#### [Your objective]
Please transcribe the data that follows without the pictures, keeping every word the same.

[Records from a data source]
::::::::::

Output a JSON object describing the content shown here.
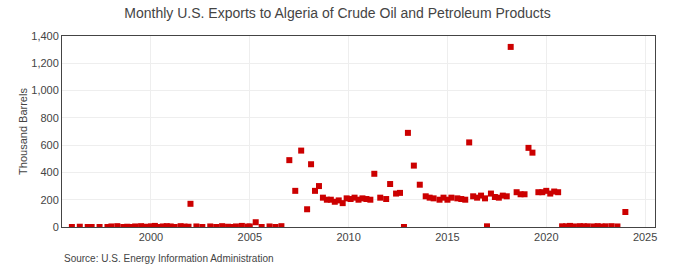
{
  "chart_data": {
    "type": "scatter",
    "title": "Monthly U.S. Exports to Algeria of Crude Oil and Petroleum Products",
    "ylabel": "Thousand Barrels",
    "annotations": [
      "Source: U.S. Energy Information Administration"
    ],
    "color": "#cc0000",
    "marker": "square",
    "grid": true,
    "xlim": [
      1995.5,
      2025.5
    ],
    "ylim": [
      0,
      1400
    ],
    "xticks": [
      2000,
      2005,
      2010,
      2015,
      2020,
      2025
    ],
    "yticks": [
      0,
      200,
      400,
      600,
      800,
      {
        "value": 1000,
        "label": "1,000"
      },
      {
        "value": 1200,
        "label": "1,200"
      },
      {
        "value": 1400,
        "label": "1,400"
      }
    ],
    "x": [
      1996.0,
      1996.4,
      1996.8,
      1997.0,
      1997.4,
      1997.8,
      1998.0,
      1998.3,
      1998.6,
      1998.8,
      1999.0,
      1999.2,
      1999.5,
      1999.7,
      1999.9,
      2000.0,
      2000.2,
      2000.4,
      2000.6,
      2000.8,
      2001.0,
      2001.2,
      2001.5,
      2001.7,
      2001.9,
      2002.0,
      2002.3,
      2002.6,
      2003.0,
      2003.3,
      2003.6,
      2003.9,
      2004.0,
      2004.3,
      2004.6,
      2004.9,
      2005.0,
      2005.3,
      2005.6,
      2006.0,
      2006.3,
      2006.6,
      2007.0,
      2007.3,
      2007.6,
      2007.9,
      2008.1,
      2008.3,
      2008.5,
      2008.7,
      2008.9,
      2009.1,
      2009.3,
      2009.5,
      2009.7,
      2009.9,
      2010.1,
      2010.3,
      2010.5,
      2010.7,
      2010.9,
      2011.1,
      2011.3,
      2011.6,
      2011.9,
      2012.1,
      2012.4,
      2012.6,
      2012.8,
      2013.0,
      2013.3,
      2013.6,
      2013.9,
      2014.1,
      2014.3,
      2014.6,
      2014.8,
      2015.0,
      2015.2,
      2015.5,
      2015.7,
      2015.9,
      2016.1,
      2016.3,
      2016.5,
      2016.7,
      2016.9,
      2017.0,
      2017.2,
      2017.4,
      2017.6,
      2017.8,
      2018.0,
      2018.2,
      2018.5,
      2018.7,
      2018.9,
      2019.1,
      2019.3,
      2019.6,
      2019.8,
      2020.0,
      2020.2,
      2020.4,
      2020.6,
      2020.8,
      2021.0,
      2021.2,
      2021.4,
      2021.7,
      2021.9,
      2022.1,
      2022.4,
      2022.6,
      2022.8,
      2023.0,
      2023.3,
      2023.6,
      2024.0
    ],
    "values": [
      0,
      2,
      0,
      0,
      0,
      0,
      4,
      6,
      0,
      2,
      0,
      4,
      6,
      2,
      0,
      5,
      8,
      0,
      4,
      6,
      4,
      0,
      6,
      3,
      2,
      170,
      4,
      0,
      4,
      0,
      6,
      2,
      0,
      4,
      8,
      3,
      4,
      35,
      0,
      4,
      0,
      6,
      490,
      265,
      560,
      130,
      460,
      265,
      300,
      215,
      200,
      200,
      185,
      195,
      175,
      210,
      205,
      215,
      200,
      210,
      205,
      200,
      390,
      215,
      205,
      315,
      245,
      250,
      0,
      690,
      450,
      310,
      225,
      215,
      210,
      200,
      215,
      200,
      215,
      210,
      205,
      200,
      620,
      225,
      215,
      230,
      210,
      5,
      245,
      220,
      215,
      230,
      225,
      1320,
      255,
      240,
      240,
      580,
      545,
      255,
      255,
      265,
      245,
      260,
      255,
      5,
      5,
      8,
      4,
      6,
      5,
      5,
      4,
      6,
      3,
      5,
      6,
      4,
      110
    ]
  }
}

::::::::::

#### [Solution]
Output a JSON object describing the content shown here.
{
  "chart_data": {
    "type": "scatter",
    "title": "Monthly U.S. Exports to Algeria of Crude Oil and Petroleum Products",
    "ylabel": "Thousand Barrels",
    "annotations": [
      "Source: U.S. Energy Information Administration"
    ],
    "color": "#cc0000",
    "marker": "square",
    "grid": true,
    "xlim": [
      1995.5,
      2025.5
    ],
    "ylim": [
      0,
      1400
    ],
    "xticks": [
      2000,
      2005,
      2010,
      2015,
      2020,
      2025
    ],
    "yticks": [
      0,
      200,
      400,
      600,
      800,
      {
        "value": 1000,
        "label": "1,000"
      },
      {
        "value": 1200,
        "label": "1,200"
      },
      {
        "value": 1400,
        "label": "1,400"
      }
    ],
    "x": [
      1996.0,
      1996.4,
      1996.8,
      1997.0,
      1997.4,
      1997.8,
      1998.0,
      1998.3,
      1998.6,
      1998.8,
      1999.0,
      1999.2,
      1999.5,
      1999.7,
      1999.9,
      2000.0,
      2000.2,
      2000.4,
      2000.6,
      2000.8,
      2001.0,
      2001.2,
      2001.5,
      2001.7,
      2001.9,
      2002.0,
      2002.3,
      2002.6,
      2003.0,
      2003.3,
      2003.6,
      2003.9,
      2004.0,
      2004.3,
      2004.6,
      2004.9,
      2005.0,
      2005.3,
      2005.6,
      2006.0,
      2006.3,
      2006.6,
      2007.0,
      2007.3,
      2007.6,
      2007.9,
      2008.1,
      2008.3,
      2008.5,
      2008.7,
      2008.9,
      2009.1,
      2009.3,
      2009.5,
      2009.7,
      2009.9,
      2010.1,
      2010.3,
      2010.5,
      2010.7,
      2010.9,
      2011.1,
      2011.3,
      2011.6,
      2011.9,
      2012.1,
      2012.4,
      2012.6,
      2012.8,
      2013.0,
      2013.3,
      2013.6,
      2013.9,
      2014.1,
      2014.3,
      2014.6,
      2014.8,
      2015.0,
      2015.2,
      2015.5,
      2015.7,
      2015.9,
      2016.1,
      2016.3,
      2016.5,
      2016.7,
      2016.9,
      2017.0,
      2017.2,
      2017.4,
      2017.6,
      2017.8,
      2018.0,
      2018.2,
      2018.5,
      2018.7,
      2018.9,
      2019.1,
      2019.3,
      2019.6,
      2019.8,
      2020.0,
      2020.2,
      2020.4,
      2020.6,
      2020.8,
      2021.0,
      2021.2,
      2021.4,
      2021.7,
      2021.9,
      2022.1,
      2022.4,
      2022.6,
      2022.8,
      2023.0,
      2023.3,
      2023.6,
      2024.0
    ],
    "values": [
      0,
      2,
      0,
      0,
      0,
      0,
      4,
      6,
      0,
      2,
      0,
      4,
      6,
      2,
      0,
      5,
      8,
      0,
      4,
      6,
      4,
      0,
      6,
      3,
      2,
      170,
      4,
      0,
      4,
      0,
      6,
      2,
      0,
      4,
      8,
      3,
      4,
      35,
      0,
      4,
      0,
      6,
      490,
      265,
      560,
      130,
      460,
      265,
      300,
      215,
      200,
      200,
      185,
      195,
      175,
      210,
      205,
      215,
      200,
      210,
      205,
      200,
      390,
      215,
      205,
      315,
      245,
      250,
      0,
      690,
      450,
      310,
      225,
      215,
      210,
      200,
      215,
      200,
      215,
      210,
      205,
      200,
      620,
      225,
      215,
      230,
      210,
      5,
      245,
      220,
      215,
      230,
      225,
      1320,
      255,
      240,
      240,
      580,
      545,
      255,
      255,
      265,
      245,
      260,
      255,
      5,
      5,
      8,
      4,
      6,
      5,
      5,
      4,
      6,
      3,
      5,
      6,
      4,
      110
    ]
  }
}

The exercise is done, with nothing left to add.